STATED GOAL:
Every record should be written out exactly, with the pictures left out.

MATERIAL FOR THIS EXERCISE:
>> Start
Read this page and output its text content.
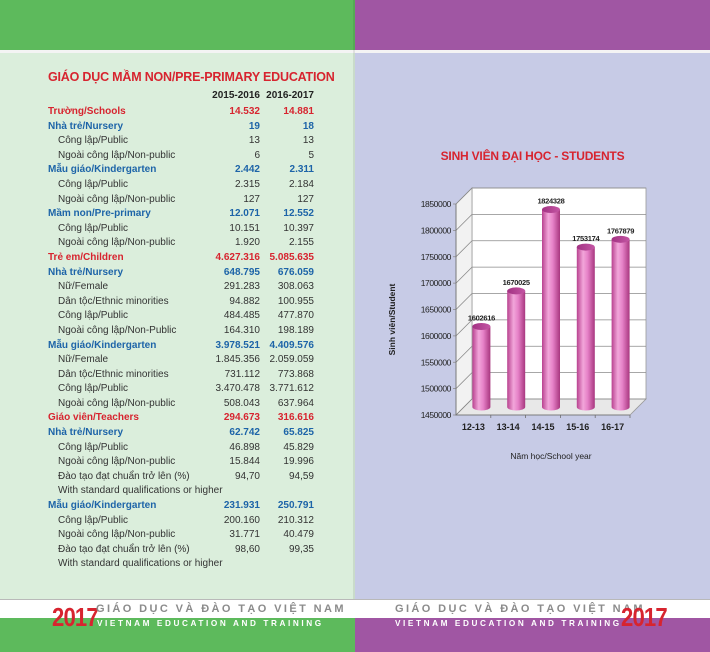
GIÁO DỤC MẦM NON/PRE-PRIMARY EDUCATION
2015-2016 2016-2017
Trường/Schools	14.532 14.881
Nhà trẻ/Nursery	19	18
Công lập/Public	13	13
Ngoài công lập/Non-public	6	5
Mẫu giáo/Kindergarten	2.442	2.311
Công lập/Public	2.315	2.184
Ngoài công lập/Non-public	127	127
Mầm non/Pre-primary	12.071 12.552
Công lập/Public	10.151 10.397
Ngoài công lập/Non-public	1.920	2.155
Trẻ em/Children	4.627.316 5.085.635
Nhà trẻ/Nursery	648.795 676.059
Nữ/Female	291.283 308.063
Dân tộc/Ethnic minorities	94.882 100.955
Công lập/Public	484.485 477.870
Ngoài công lập/Non-Public	164.310 198.189
Mẫu giáo/Kindergarten	3.978.521 4.409.576
Nữ/Female	1.845.356 2.059.059
Dân tộc/Ethnic minorities	731.112 773.868
Công lập/Public	3.470.478 3.771.612
Ngoài công lập/Non-public	508.043 637.964
Giáo viên/Teachers	294.673 316.616
Nhà trẻ/Nursery	62.742 65.825
Công lập/Public	46.898 45.829
Ngoài công lập/Non-public	15.844 19.996
Đào tạo đạt chuẩn trở lên (%)	94,70	94,59
With standard qualifications or higher
Mẫu giáo/Kindergarten	231.931 250.791
Công lập/Public	200.160 210.312
Ngoài công lập/Non-public	31.771 40.479
Đào tạo đạt chuẩn trở lên (%)	98,60	99,35
With standard qualifications or higher
2017
GIÁO DỤC VÀ ĐÀO TẠO VIỆT NAM
VIETNAM EDUCATION AND TRAINING
SINH VIÊN ĐẠI HỌC - STUDENTS
1450000
1500000
1550000
1600000
1650000
1700000
1750000
1800000
1850000
1602616
12-13
1670025
13-14
1824328
14-15
1753174
15-16
1767879
16-17
Năm học/School year
Sinh viên/Student
GIÁO DỤC VÀ ĐÀO TẠO VIỆT NAM
VIETNAM EDUCATION AND TRAINING 2017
>> End
RESPONSE TO THIS EXERCISE:
Read this page and output its text content.
GIÁO DỤC MẦM NON/PRE-PRIMARY EDUCATION
2015-2016 2016-2017
Trường/Schools	14.532 14.881
Nhà trẻ/Nursery	19	18
Công lập/Public	13	13
Ngoài công lập/Non-public	6	5
Mẫu giáo/Kindergarten	2.442	2.311
Công lập/Public	2.315	2.184
Ngoài công lập/Non-public	127	127
Mầm non/Pre-primary	12.071 12.552
Công lập/Public	10.151 10.397
Ngoài công lập/Non-public	1.920	2.155
Trẻ em/Children	4.627.316 5.085.635
Nhà trẻ/Nursery	648.795 676.059
Nữ/Female	291.283 308.063
Dân tộc/Ethnic minorities	94.882 100.955
Công lập/Public	484.485 477.870
Ngoài công lập/Non-Public	164.310 198.189
Mẫu giáo/Kindergarten	3.978.521 4.409.576
Nữ/Female	1.845.356 2.059.059
Dân tộc/Ethnic minorities	731.112 773.868
Công lập/Public	3.470.478 3.771.612
Ngoài công lập/Non-public	508.043 637.964
Giáo viên/Teachers	294.673 316.616
Nhà trẻ/Nursery	62.742 65.825
Công lập/Public	46.898 45.829
Ngoài công lập/Non-public	15.844 19.996
Đào tạo đạt chuẩn trở lên (%)	94,70	94,59
With standard qualifications or higher
Mẫu giáo/Kindergarten	231.931 250.791
Công lập/Public	200.160 210.312
Ngoài công lập/Non-public	31.771 40.479
Đào tạo đạt chuẩn trở lên (%)	98,60	99,35
With standard qualifications or higher
2017
GIÁO DỤC VÀ ĐÀO TẠO VIỆT NAM
VIETNAM EDUCATION AND TRAINING
SINH VIÊN ĐẠI HỌC - STUDENTS
1450000
1500000
1550000
1600000
1650000
1700000
1750000
1800000
1850000
1602616
12-13
1670025
13-14
1824328
14-15
1753174
15-16
1767879
16-17
Năm học/School year
Sinh viên/Student
GIÁO DỤC VÀ ĐÀO TẠO VIỆT NAM
VIETNAM EDUCATION AND TRAINING 2017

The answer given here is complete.